╭─ Input rows

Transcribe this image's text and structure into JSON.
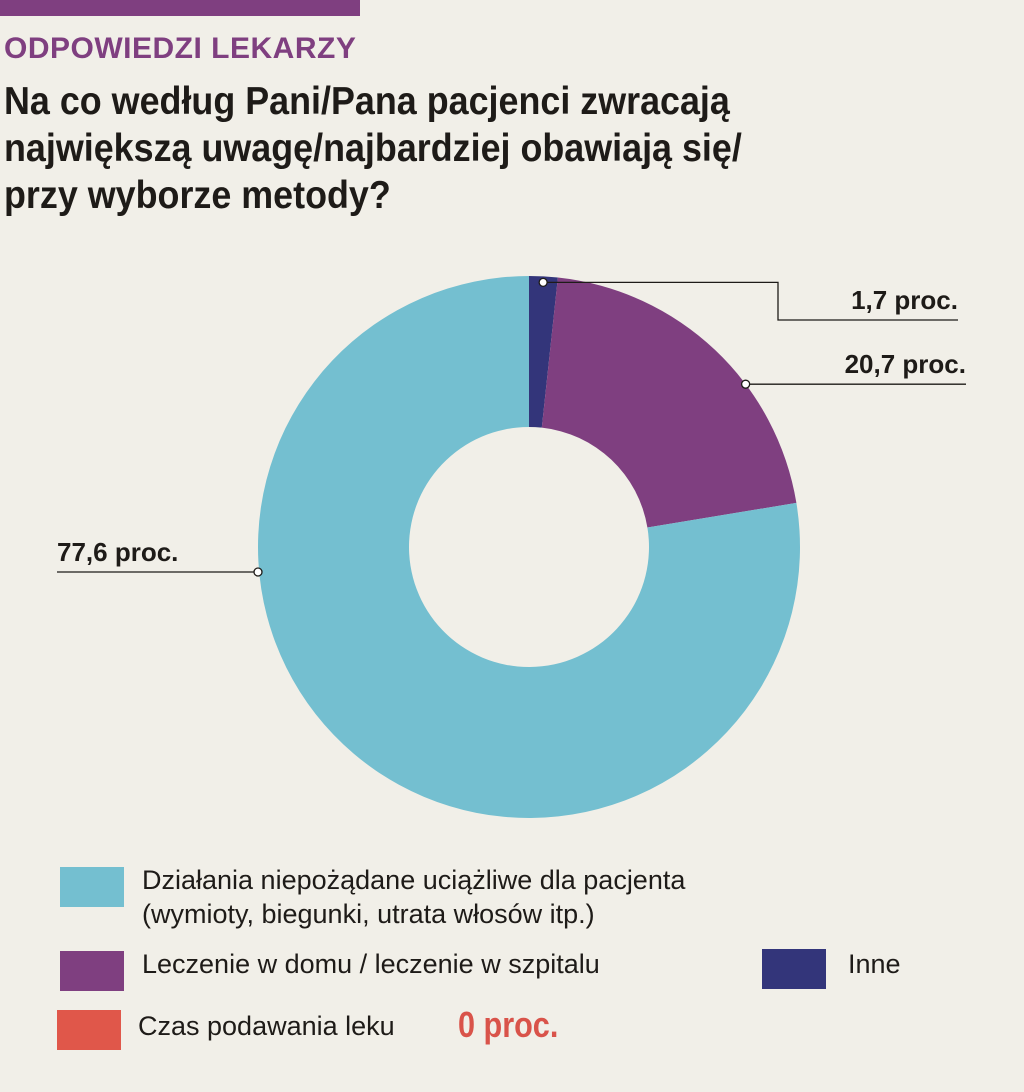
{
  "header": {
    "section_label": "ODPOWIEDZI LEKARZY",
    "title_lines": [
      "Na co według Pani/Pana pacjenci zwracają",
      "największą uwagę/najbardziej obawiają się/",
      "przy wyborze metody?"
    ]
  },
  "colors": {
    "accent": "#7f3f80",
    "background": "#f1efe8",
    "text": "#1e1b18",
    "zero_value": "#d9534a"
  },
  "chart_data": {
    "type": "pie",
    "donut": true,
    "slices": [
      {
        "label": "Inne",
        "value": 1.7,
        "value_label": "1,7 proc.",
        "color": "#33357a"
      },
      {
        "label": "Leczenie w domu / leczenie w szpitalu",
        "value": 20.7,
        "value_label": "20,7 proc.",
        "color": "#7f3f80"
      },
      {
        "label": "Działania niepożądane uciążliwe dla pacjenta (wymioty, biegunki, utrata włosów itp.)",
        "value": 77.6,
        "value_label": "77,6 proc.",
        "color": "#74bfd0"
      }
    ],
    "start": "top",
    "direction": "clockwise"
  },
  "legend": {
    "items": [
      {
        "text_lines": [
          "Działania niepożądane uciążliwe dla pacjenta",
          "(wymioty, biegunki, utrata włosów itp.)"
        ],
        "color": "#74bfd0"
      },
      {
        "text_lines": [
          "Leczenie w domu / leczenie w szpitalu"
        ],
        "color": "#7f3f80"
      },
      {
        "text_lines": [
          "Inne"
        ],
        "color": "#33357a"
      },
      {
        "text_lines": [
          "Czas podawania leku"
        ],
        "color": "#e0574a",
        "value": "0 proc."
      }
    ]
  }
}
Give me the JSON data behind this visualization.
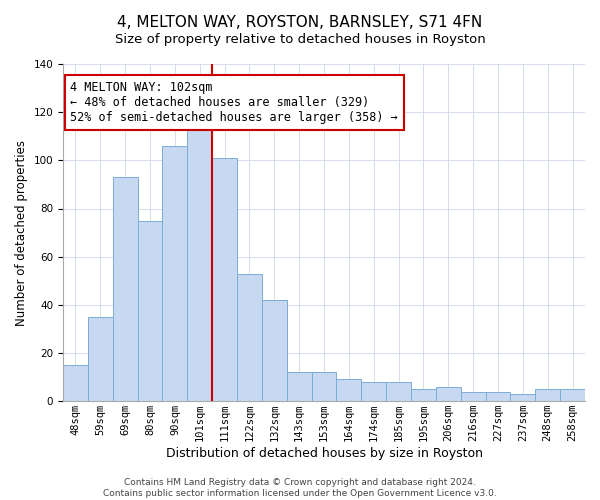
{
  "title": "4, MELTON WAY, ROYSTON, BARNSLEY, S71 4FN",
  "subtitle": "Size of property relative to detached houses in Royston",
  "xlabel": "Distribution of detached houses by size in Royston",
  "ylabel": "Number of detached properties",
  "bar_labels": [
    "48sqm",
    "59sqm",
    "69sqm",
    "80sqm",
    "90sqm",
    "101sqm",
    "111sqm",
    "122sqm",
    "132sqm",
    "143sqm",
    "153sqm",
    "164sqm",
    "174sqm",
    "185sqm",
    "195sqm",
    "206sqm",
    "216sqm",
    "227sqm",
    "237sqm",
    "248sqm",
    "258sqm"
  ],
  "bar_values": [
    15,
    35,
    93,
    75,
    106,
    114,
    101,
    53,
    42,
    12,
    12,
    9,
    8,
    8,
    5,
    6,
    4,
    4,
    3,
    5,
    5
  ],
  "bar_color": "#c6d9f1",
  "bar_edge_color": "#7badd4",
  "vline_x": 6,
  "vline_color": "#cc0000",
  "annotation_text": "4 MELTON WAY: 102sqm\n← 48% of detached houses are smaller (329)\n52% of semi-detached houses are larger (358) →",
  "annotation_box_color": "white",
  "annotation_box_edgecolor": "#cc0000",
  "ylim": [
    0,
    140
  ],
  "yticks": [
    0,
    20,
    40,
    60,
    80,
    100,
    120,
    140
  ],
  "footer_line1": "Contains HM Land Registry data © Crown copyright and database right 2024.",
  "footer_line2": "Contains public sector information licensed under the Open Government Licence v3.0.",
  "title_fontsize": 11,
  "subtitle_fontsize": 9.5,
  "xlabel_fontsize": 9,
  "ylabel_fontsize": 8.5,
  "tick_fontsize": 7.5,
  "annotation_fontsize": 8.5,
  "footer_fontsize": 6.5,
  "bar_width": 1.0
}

╰─

◆ **To do**
Go through the listing above and pull out each line containing the word "pacjenta".

◆ **Task result**
        "label": "Działania niepożądane uciążliwe dla pacjenta (wymioty, biegunki, utrata włosów itp.)",
          "Działania niepożądane uciążliwe dla pacjenta",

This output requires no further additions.